[Data items]
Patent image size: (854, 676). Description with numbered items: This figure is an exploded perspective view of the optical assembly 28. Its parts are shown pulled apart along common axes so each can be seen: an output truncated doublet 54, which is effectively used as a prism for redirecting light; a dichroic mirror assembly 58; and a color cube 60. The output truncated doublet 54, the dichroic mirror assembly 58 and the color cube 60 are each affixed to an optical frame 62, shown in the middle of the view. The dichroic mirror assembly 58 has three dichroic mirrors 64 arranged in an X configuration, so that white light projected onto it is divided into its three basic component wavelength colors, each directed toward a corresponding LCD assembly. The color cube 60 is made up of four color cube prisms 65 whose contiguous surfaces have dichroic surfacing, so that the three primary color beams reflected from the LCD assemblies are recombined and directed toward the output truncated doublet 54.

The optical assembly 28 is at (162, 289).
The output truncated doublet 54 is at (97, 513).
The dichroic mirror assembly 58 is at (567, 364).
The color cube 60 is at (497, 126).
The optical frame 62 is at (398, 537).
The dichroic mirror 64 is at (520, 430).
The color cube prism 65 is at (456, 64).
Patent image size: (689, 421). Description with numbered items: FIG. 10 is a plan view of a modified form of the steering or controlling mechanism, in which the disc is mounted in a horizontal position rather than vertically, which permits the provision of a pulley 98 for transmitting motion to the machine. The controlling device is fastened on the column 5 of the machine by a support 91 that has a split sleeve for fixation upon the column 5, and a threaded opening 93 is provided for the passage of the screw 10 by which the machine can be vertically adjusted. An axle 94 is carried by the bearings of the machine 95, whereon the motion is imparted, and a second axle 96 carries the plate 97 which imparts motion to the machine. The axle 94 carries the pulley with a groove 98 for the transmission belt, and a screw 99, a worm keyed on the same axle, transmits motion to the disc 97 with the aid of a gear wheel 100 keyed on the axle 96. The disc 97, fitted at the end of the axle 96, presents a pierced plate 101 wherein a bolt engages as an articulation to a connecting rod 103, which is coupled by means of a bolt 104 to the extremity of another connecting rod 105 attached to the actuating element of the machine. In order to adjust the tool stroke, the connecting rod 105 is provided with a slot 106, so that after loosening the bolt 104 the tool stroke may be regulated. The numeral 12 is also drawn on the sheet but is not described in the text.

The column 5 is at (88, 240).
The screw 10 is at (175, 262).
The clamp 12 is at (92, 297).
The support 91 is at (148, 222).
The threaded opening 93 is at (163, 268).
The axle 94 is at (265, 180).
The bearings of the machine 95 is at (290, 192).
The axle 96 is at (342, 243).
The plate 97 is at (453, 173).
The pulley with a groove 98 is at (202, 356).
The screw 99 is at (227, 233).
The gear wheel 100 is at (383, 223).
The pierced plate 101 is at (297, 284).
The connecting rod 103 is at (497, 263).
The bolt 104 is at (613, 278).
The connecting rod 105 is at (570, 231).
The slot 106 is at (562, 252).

Given exercise: Copy every line of the entries above word for word.

Final result:
Patent image size: (854, 676). Description with numbered items: This figure is an exploded perspective view of the optical assembly 28. Its parts are shown pulled apart along common axes so each can be seen: an output truncated doublet 54, which is effectively used as a prism for redirecting light; a dichroic mirror assembly 58; and a color cube 60. The output truncated doublet 54, the dichroic mirror assembly 58 and the color cube 60 are each affixed to an optical frame 62, shown in the middle of the view. The dichroic mirror assembly 58 has three dichroic mirrors 64 arranged in an X configuration, so that white light projected onto it is divided into its three basic component wavelength colors, each directed toward a corresponding LCD assembly. The color cube 60 is made up of four color cube prisms 65 whose contiguous surfaces have dichroic surfacing, so that the three primary color beams reflected from the LCD assemblies are recombined and directed toward the output truncated doublet 54.

The optical assembly 28 is at (162, 289).
The output truncated doublet 54 is at (97, 513).
The dichroic mirror assembly 58 is at (567, 364).
The color cube 60 is at (497, 126).
The optical frame 62 is at (398, 537).
The dichroic mirror 64 is at (520, 430).
The color cube prism 65 is at (456, 64).
Patent image size: (689, 421). Description with numbered items: FIG. 10 is a plan view of a modified form of the steering or controlling mechanism, in which the disc is mounted in a horizontal position rather than vertically, which permits the provision of a pulley 98 for transmitting motion to the machine. The controlling device is fastened on the column 5 of the machine by a support 91 that has a split sleeve for fixation upon the column 5, and a threaded opening 93 is provided for the passage of the screw 10 by which the machine can be vertically adjusted. An axle 94 is carried by the bearings of the machine 95, whereon the motion is imparted, and a second axle 96 carries the plate 97 which imparts motion to the machine. The axle 94 carries the pulley with a groove 98 for the transmission belt, and a screw 99, a worm keyed on the same axle, transmits motion to the disc 97 with the aid of a gear wheel 100 keyed on the axle 96. The disc 97, fitted at the end of the axle 96, presents a pierced plate 101 wherein a bolt engages as an articulation to a connecting rod 103, which is coupled by means of a bolt 104 to the extremity of another connecting rod 105 attached to the actuating element of the machine. In order to adjust the tool stroke, the connecting rod 105 is provided with a slot 106, so that after loosening the bolt 104 the tool stroke may be regulated. The numeral 12 is also drawn on the sheet but is not described in the text.

The column 5 is at (88, 240).
The screw 10 is at (175, 262).
The clamp 12 is at (92, 297).
The support 91 is at (148, 222).
The threaded opening 93 is at (163, 268).
The axle 94 is at (265, 180).
The bearings of the machine 95 is at (290, 192).
The axle 96 is at (342, 243).
The plate 97 is at (453, 173).
The pulley with a groove 98 is at (202, 356).
The screw 99 is at (227, 233).
The gear wheel 100 is at (383, 223).
The pierced plate 101 is at (297, 284).
The connecting rod 103 is at (497, 263).
The bolt 104 is at (613, 278).
The connecting rod 105 is at (570, 231).
The slot 106 is at (562, 252).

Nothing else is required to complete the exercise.